• _Stated task_
Make an exact copy of the records, with the pictures left out.

--------------------------------------------------

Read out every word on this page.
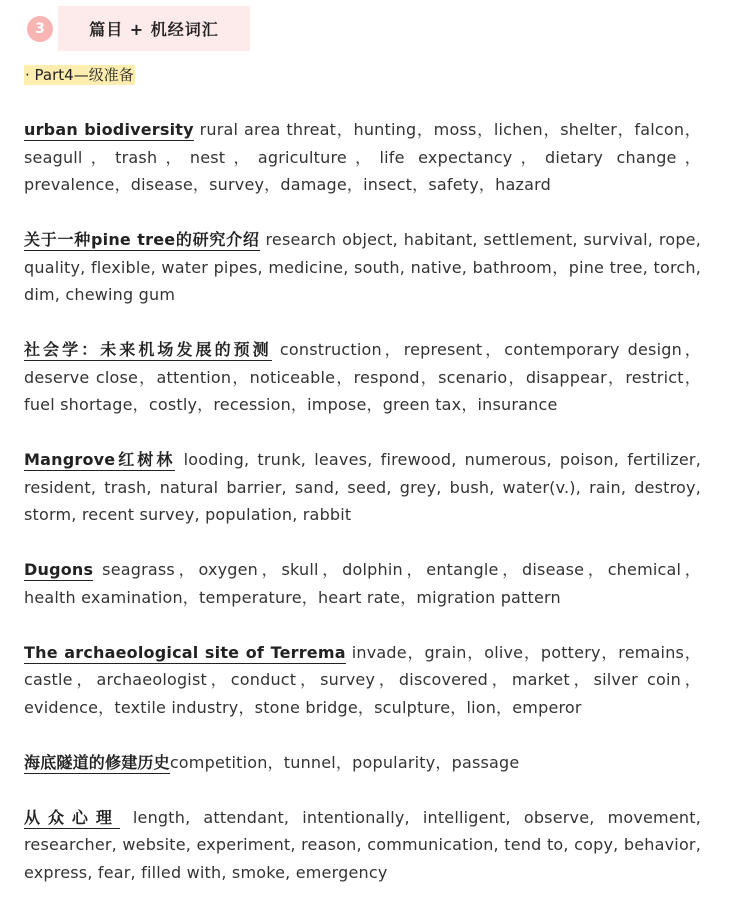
3	篇目 + 机经词汇
· Part4—级准备

urban biodiversity rural area threat，hunting，moss，lichen，shelter，falcon，seagull，trash，nest，agriculture，life expectancy，dietary change，prevalence，disease，survey，damage，insect，safety，hazard

关于一种pine tree的研究介绍 research object, habitant, settlement, survival, rope, quality, flexible, water pipes, medicine, south, native, bathroom，pine tree, torch, dim, chewing gum

社会学：未来机场发展的预测 construction，represent，contemporary design，deserve close，attention，noticeable，respond，scenario，disappear，restrict，fuel shortage，costly，recession，impose，green tax，insurance

Mangrove红树林 looding, trunk, leaves, firewood, numerous, poison, fertilizer, resident, trash, natural barrier, sand, seed, grey, bush, water(v.), rain, destroy, storm, recent survey, population, rabbit

Dugons seagrass，oxygen，skull，dolphin，entangle，disease，chemical，health examination，temperature，heart rate，migration pattern

The archaeological site of Terrema invade，grain，olive，pottery，remains，castle，archaeologist，conduct，survey，discovered，market，silver coin，evidence，textile industry，stone bridge，sculpture，lion，emperor

海底隧道的修建历史competition，tunnel，popularity，passage

从众心理 length, attendant, intentionally, intelligent, observe, movement, researcher, website, experiment, reason, communication, tend to, copy, behavior, express, fear, filled with, smoke, emergency
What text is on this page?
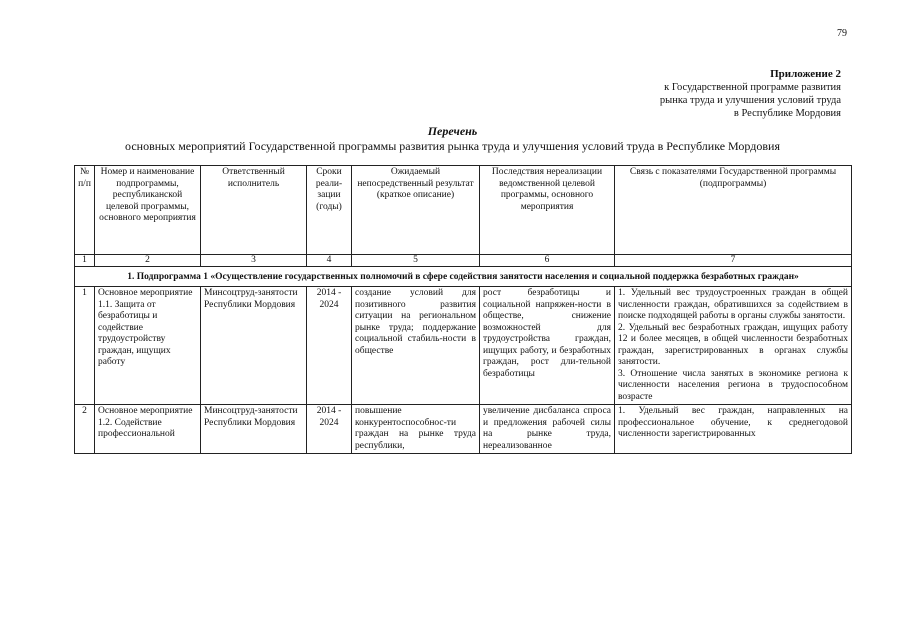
79
Приложение 2
к Государственной программе развития
рынка труда и улучшения условий труда
в Республике Мордовия
Перечень
основных мероприятий Государственной программы развития рынка труда и улучшения условий труда в Республике Мордовия
№ п/п	Номер и наименование подпрограммы, республиканской целевой программы, основного мероприятия	Ответственный исполнитель	Сроки реали-зации (годы)	Ожидаемый непосредственный результат (краткое описание)	Последствия нереализации ведомственной целевой программы, основного мероприятия	Связь с показателями Государственной программы (подпрограммы)
1	2	3	4	5	6	7
1. Подпрограмма 1 «Осуществление государственных полномочий в сфере содействия занятости населения и социальной поддержка безработных граждан»						
1	Основное мероприятие 1.1. Защита от безработицы и содействие трудоустройству граждан, ищущих работу	Минсоцтруд-занятости Республики Мордовия	2014 - 2024	создание условий для позитивного развития ситуации на региональном рынке труда; поддержание социальной стабиль-ности в обществе	рост безработицы и социальной напряжен-ности в обществе, снижение возможностей для трудоустройства граждан, ищущих работу, и безработных граждан, рост дли-тельной безработицы	1. Удельный вес трудоустроенных граждан в общей численности граждан, обратившихся за содействием в поиске подходящей работы в органы службы занятости.
2. Удельный вес безработных граждан, ищущих работу 12 и более месяцев, в общей численности безработных граждан, зарегистрированных в органах службы занятости.
3. Отношение числа занятых в экономике региона к численности населения региона в трудоспособном возрасте

2	Основное мероприятие 1.2. Содействие профессиональной	Минсоцтруд-занятости Республики Мордовия	2014 - 2024	повышение конкурентоспособнос-ти граждан на рынке труда республики,	увеличение дисбаланса спроса и предложения рабочей силы на рынке труда, нереализованное	1. Удельный вес граждан, направленных на профессиональное обучение, к среднегодовой численности зарегистрированных
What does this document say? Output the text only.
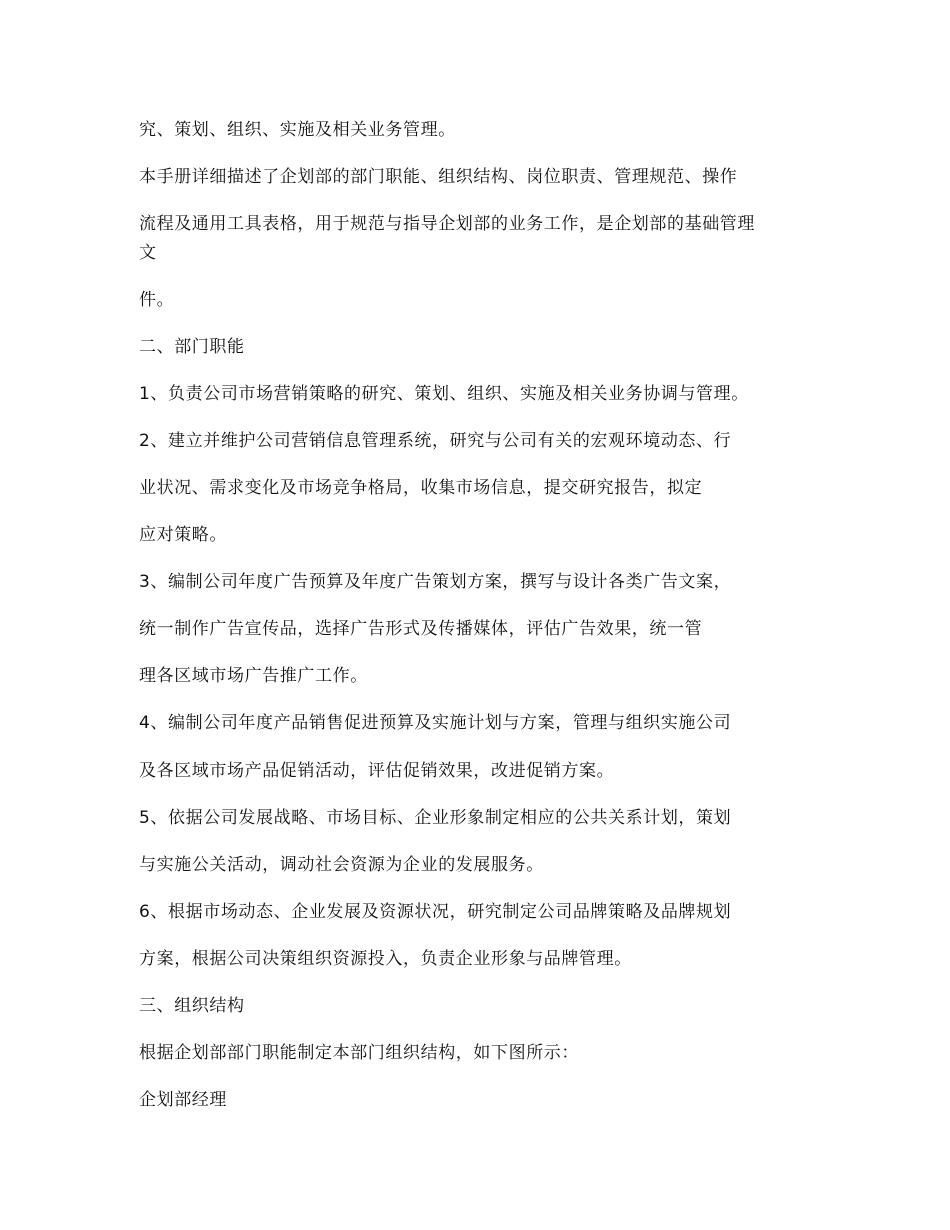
究、策划、组织、实施及相关业务管理。
本手册详细描述了企划部的部门职能、组织结构、岗位职责、管理规范、操作
流程及通用工具表格，用于规范与指导企划部的业务工作，是企划部的基础管理
文
件。
二、部门职能
1、负责公司市场营销策略的研究、策划、组织、实施及相关业务协调与管理。
2、建立并维护公司营销信息管理系统，研究与公司有关的宏观环境动态、行
业状况、需求变化及市场竞争格局，收集市场信息，提交研究报告，拟定
应对策略。
3、编制公司年度广告预算及年度广告策划方案，撰写与设计各类广告文案，
统一制作广告宣传品，选择广告形式及传播媒体，评估广告效果，统一管
理各区域市场广告推广工作。
4、编制公司年度产品销售促进预算及实施计划与方案，管理与组织实施公司
及各区域市场产品促销活动，评估促销效果，改进促销方案。
5、依据公司发展战略、市场目标、企业形象制定相应的公共关系计划，策划
与实施公关活动，调动社会资源为企业的发展服务。
6、根据市场动态、企业发展及资源状况，研究制定公司品牌策略及品牌规划
方案，根据公司决策组织资源投入，负责企业形象与品牌管理。
三、组织结构
根据企划部部门职能制定本部门组织结构，如下图所示：
企划部经理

--------------------------------------------------

• _The completed task_
Read out every word on this page.
3	篇目 + 机经词汇
· Part4—级准备

urban biodiversity rural area threat，hunting，moss，lichen，shelter，falcon，seagull，trash，nest，agriculture，life expectancy，dietary change，prevalence，disease，survey，damage，insect，safety，hazard

关于一种pine tree的研究介绍 research object, habitant, settlement, survival, rope, quality, flexible, water pipes, medicine, south, native, bathroom，pine tree, torch, dim, chewing gum

社会学：未来机场发展的预测 construction，represent，contemporary design，deserve close，attention，noticeable，respond，scenario，disappear，restrict，fuel shortage，costly，recession，impose，green tax，insurance

Mangrove红树林 looding, trunk, leaves, firewood, numerous, poison, fertilizer, resident, trash, natural barrier, sand, seed, grey, bush, water(v.), rain, destroy, storm, recent survey, population, rabbit

Dugons seagrass，oxygen，skull，dolphin，entangle，disease，chemical，health examination，temperature，heart rate，migration pattern

The archaeological site of Terrema invade，grain，olive，pottery，remains，castle，archaeologist，conduct，survey，discovered，market，silver coin，evidence，textile industry，stone bridge，sculpture，lion，emperor

海底隧道的修建历史competition，tunnel，popularity，passage

从众心理 length, attendant, intentionally, intelligent, observe, movement, researcher, website, experiment, reason, communication, tend to, copy, behavior, express, fear, filled with, smoke, emergency
What text is on this page?
79
Приложение 2
к Государственной программе развития
рынка труда и улучшения условий труда
в Республике Мордовия
Перечень
основных мероприятий Государственной программы развития рынка труда и улучшения условий труда в Республике Мордовия
№ п/п	Номер и наименование подпрограммы, республиканской целевой программы, основного мероприятия	Ответственный исполнитель	Сроки реали-зации (годы)	Ожидаемый непосредственный результат (краткое описание)	Последствия нереализации ведомственной целевой программы, основного мероприятия	Связь с показателями Государственной программы (подпрограммы)
1	2	3	4	5	6	7
1. Подпрограмма 1 «Осуществление государственных полномочий в сфере содействия занятости населения и социальной поддержка безработных граждан»						
1	Основное мероприятие 1.1. Защита от безработицы и содействие трудоустройству граждан, ищущих работу	Минсоцтруд-занятости Республики Мордовия	2014 - 2024	создание условий для позитивного развития ситуации на региональном рынке труда; поддержание социальной стабиль-ности в обществе	рост безработицы и социальной напряжен-ности в обществе, снижение возможностей для трудоустройства граждан, ищущих работу, и безработных граждан, рост дли-тельной безработицы	1. Удельный вес трудоустроенных граждан в общей численности граждан, обратившихся за содействием в поиске подходящей работы в органы службы занятости.
2. Удельный вес безработных граждан, ищущих работу 12 и более месяцев, в общей численности безработных граждан, зарегистрированных в органах службы занятости.
3. Отношение числа занятых в экономике региона к численности населения региона в трудоспособном возрасте

2	Основное мероприятие 1.2. Содействие профессиональной	Минсоцтруд-занятости Республики Мордовия	2014 - 2024	повышение конкурентоспособнос-ти граждан на рынке труда республики,	увеличение дисбаланса спроса и предложения рабочей силы на рынке труда, нереализованное	1. Удельный вес граждан, направленных на профессиональное обучение, к среднегодовой численности зарегистрированных
What does this document say? Output the text only.
究、策划、组织、实施及相关业务管理。
本手册详细描述了企划部的部门职能、组织结构、岗位职责、管理规范、操作
流程及通用工具表格，用于规范与指导企划部的业务工作，是企划部的基础管理
文
件。
二、部门职能
1、负责公司市场营销策略的研究、策划、组织、实施及相关业务协调与管理。
2、建立并维护公司营销信息管理系统，研究与公司有关的宏观环境动态、行
业状况、需求变化及市场竞争格局，收集市场信息，提交研究报告，拟定
应对策略。
3、编制公司年度广告预算及年度广告策划方案，撰写与设计各类广告文案，
统一制作广告宣传品，选择广告形式及传播媒体，评估广告效果，统一管
理各区域市场广告推广工作。
4、编制公司年度产品销售促进预算及实施计划与方案，管理与组织实施公司
及各区域市场产品促销活动，评估促销效果，改进促销方案。
5、依据公司发展战略、市场目标、企业形象制定相应的公共关系计划，策划
与实施公关活动，调动社会资源为企业的发展服务。
6、根据市场动态、企业发展及资源状况，研究制定公司品牌策略及品牌规划
方案，根据公司决策组织资源投入，负责企业形象与品牌管理。
三、组织结构
根据企划部部门职能制定本部门组织结构，如下图所示：
企划部经理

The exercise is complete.